● **Exercise details**: Repeat all the material exactly; pictures stay out of your copy.
— BEGIN Stored rows —
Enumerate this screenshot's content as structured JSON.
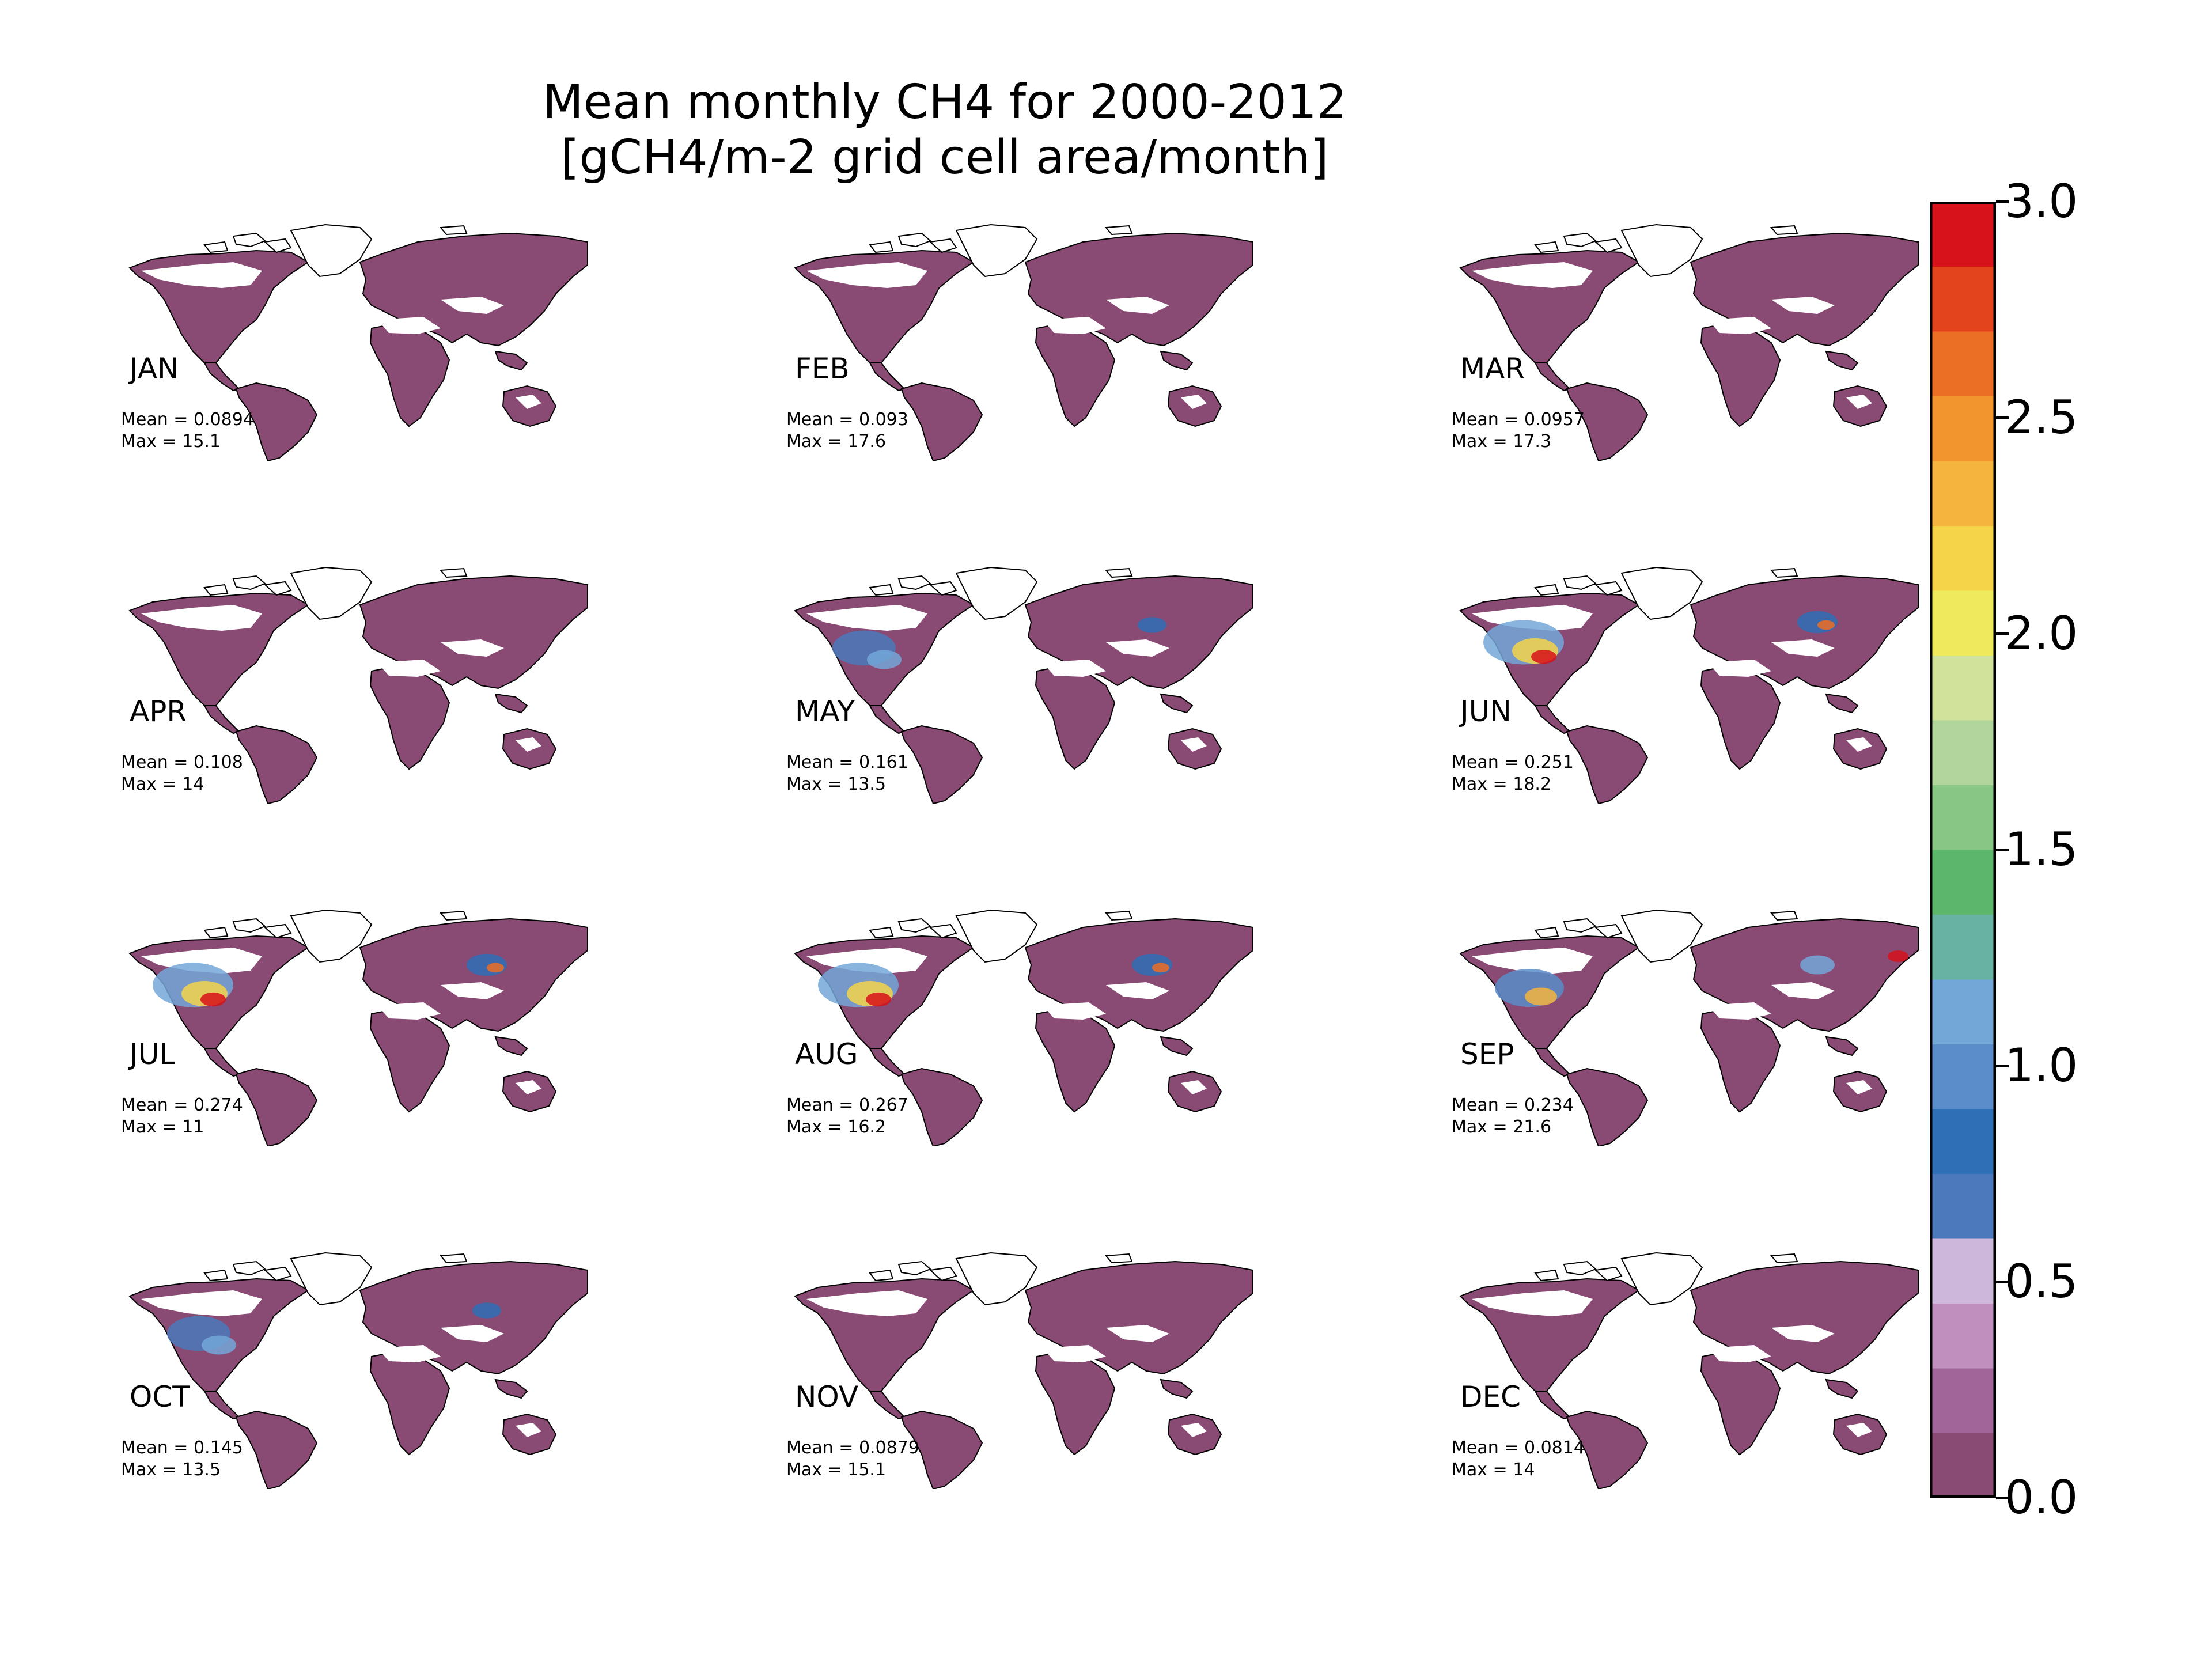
{
  "title": {
    "line1": "Mean monthly CH4 for 2000-2012",
    "line2": "[gCH4/m-2 grid cell area/month]"
  },
  "panels": [
    {
      "month": "JAN",
      "mean": "Mean = 0.0894",
      "max": "Max = 15.1",
      "highlight": "none"
    },
    {
      "month": "FEB",
      "mean": "Mean = 0.093",
      "max": "Max = 17.6",
      "highlight": "none"
    },
    {
      "month": "MAR",
      "mean": "Mean = 0.0957",
      "max": "Max = 17.3",
      "highlight": "none"
    },
    {
      "month": "APR",
      "mean": "Mean = 0.108",
      "max": "Max = 14",
      "highlight": "none"
    },
    {
      "month": "MAY",
      "mean": "Mean = 0.161",
      "max": "Max = 13.5",
      "highlight": "low"
    },
    {
      "month": "JUN",
      "mean": "Mean = 0.251",
      "max": "Max = 18.2",
      "highlight": "high"
    },
    {
      "month": "JUL",
      "mean": "Mean = 0.274",
      "max": "Max = 11",
      "highlight": "high"
    },
    {
      "month": "AUG",
      "mean": "Mean = 0.267",
      "max": "Max = 16.2",
      "highlight": "high"
    },
    {
      "month": "SEP",
      "mean": "Mean = 0.234",
      "max": "Max = 21.6",
      "highlight": "mid"
    },
    {
      "month": "OCT",
      "mean": "Mean = 0.145",
      "max": "Max = 13.5",
      "highlight": "low"
    },
    {
      "month": "NOV",
      "mean": "Mean = 0.0879",
      "max": "Max = 15.1",
      "highlight": "none"
    },
    {
      "month": "DEC",
      "mean": "Mean = 0.0814",
      "max": "Max = 14",
      "highlight": "none"
    }
  ],
  "colorbar": {
    "min": 0.0,
    "max": 3.0,
    "ticks": [
      "0.0",
      "0.5",
      "1.0",
      "1.5",
      "2.0",
      "2.5",
      "3.0"
    ],
    "tick_values": [
      0.0,
      0.5,
      1.0,
      1.5,
      2.0,
      2.5,
      3.0
    ],
    "colors": [
      "#894a74",
      "#a2659a",
      "#c08fbd",
      "#cdb8da",
      "#4b79bb",
      "#2f6fb6",
      "#5a8dc9",
      "#73a7d8",
      "#67b2a0",
      "#5db76a",
      "#88c683",
      "#b0d69b",
      "#d1e39b",
      "#eeea5d",
      "#f5d449",
      "#f5b43e",
      "#f2952f",
      "#ec6f26",
      "#e3441d",
      "#d7121a"
    ]
  },
  "map_colors": {
    "land": "#894a74",
    "outline": "#000000",
    "ice": "#ffffff"
  }
}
— END Stored rows —
● **Written answer**:
Enumerate this screenshot's content as structured JSON.
{
  "title": {
    "line1": "Mean monthly CH4 for 2000-2012",
    "line2": "[gCH4/m-2 grid cell area/month]"
  },
  "panels": [
    {
      "month": "JAN",
      "mean": "Mean = 0.0894",
      "max": "Max = 15.1",
      "highlight": "none"
    },
    {
      "month": "FEB",
      "mean": "Mean = 0.093",
      "max": "Max = 17.6",
      "highlight": "none"
    },
    {
      "month": "MAR",
      "mean": "Mean = 0.0957",
      "max": "Max = 17.3",
      "highlight": "none"
    },
    {
      "month": "APR",
      "mean": "Mean = 0.108",
      "max": "Max = 14",
      "highlight": "none"
    },
    {
      "month": "MAY",
      "mean": "Mean = 0.161",
      "max": "Max = 13.5",
      "highlight": "low"
    },
    {
      "month": "JUN",
      "mean": "Mean = 0.251",
      "max": "Max = 18.2",
      "highlight": "high"
    },
    {
      "month": "JUL",
      "mean": "Mean = 0.274",
      "max": "Max = 11",
      "highlight": "high"
    },
    {
      "month": "AUG",
      "mean": "Mean = 0.267",
      "max": "Max = 16.2",
      "highlight": "high"
    },
    {
      "month": "SEP",
      "mean": "Mean = 0.234",
      "max": "Max = 21.6",
      "highlight": "mid"
    },
    {
      "month": "OCT",
      "mean": "Mean = 0.145",
      "max": "Max = 13.5",
      "highlight": "low"
    },
    {
      "month": "NOV",
      "mean": "Mean = 0.0879",
      "max": "Max = 15.1",
      "highlight": "none"
    },
    {
      "month": "DEC",
      "mean": "Mean = 0.0814",
      "max": "Max = 14",
      "highlight": "none"
    }
  ],
  "colorbar": {
    "min": 0.0,
    "max": 3.0,
    "ticks": [
      "0.0",
      "0.5",
      "1.0",
      "1.5",
      "2.0",
      "2.5",
      "3.0"
    ],
    "tick_values": [
      0.0,
      0.5,
      1.0,
      1.5,
      2.0,
      2.5,
      3.0
    ],
    "colors": [
      "#894a74",
      "#a2659a",
      "#c08fbd",
      "#cdb8da",
      "#4b79bb",
      "#2f6fb6",
      "#5a8dc9",
      "#73a7d8",
      "#67b2a0",
      "#5db76a",
      "#88c683",
      "#b0d69b",
      "#d1e39b",
      "#eeea5d",
      "#f5d449",
      "#f5b43e",
      "#f2952f",
      "#ec6f26",
      "#e3441d",
      "#d7121a"
    ]
  },
  "map_colors": {
    "land": "#894a74",
    "outline": "#000000",
    "ice": "#ffffff"
  }
}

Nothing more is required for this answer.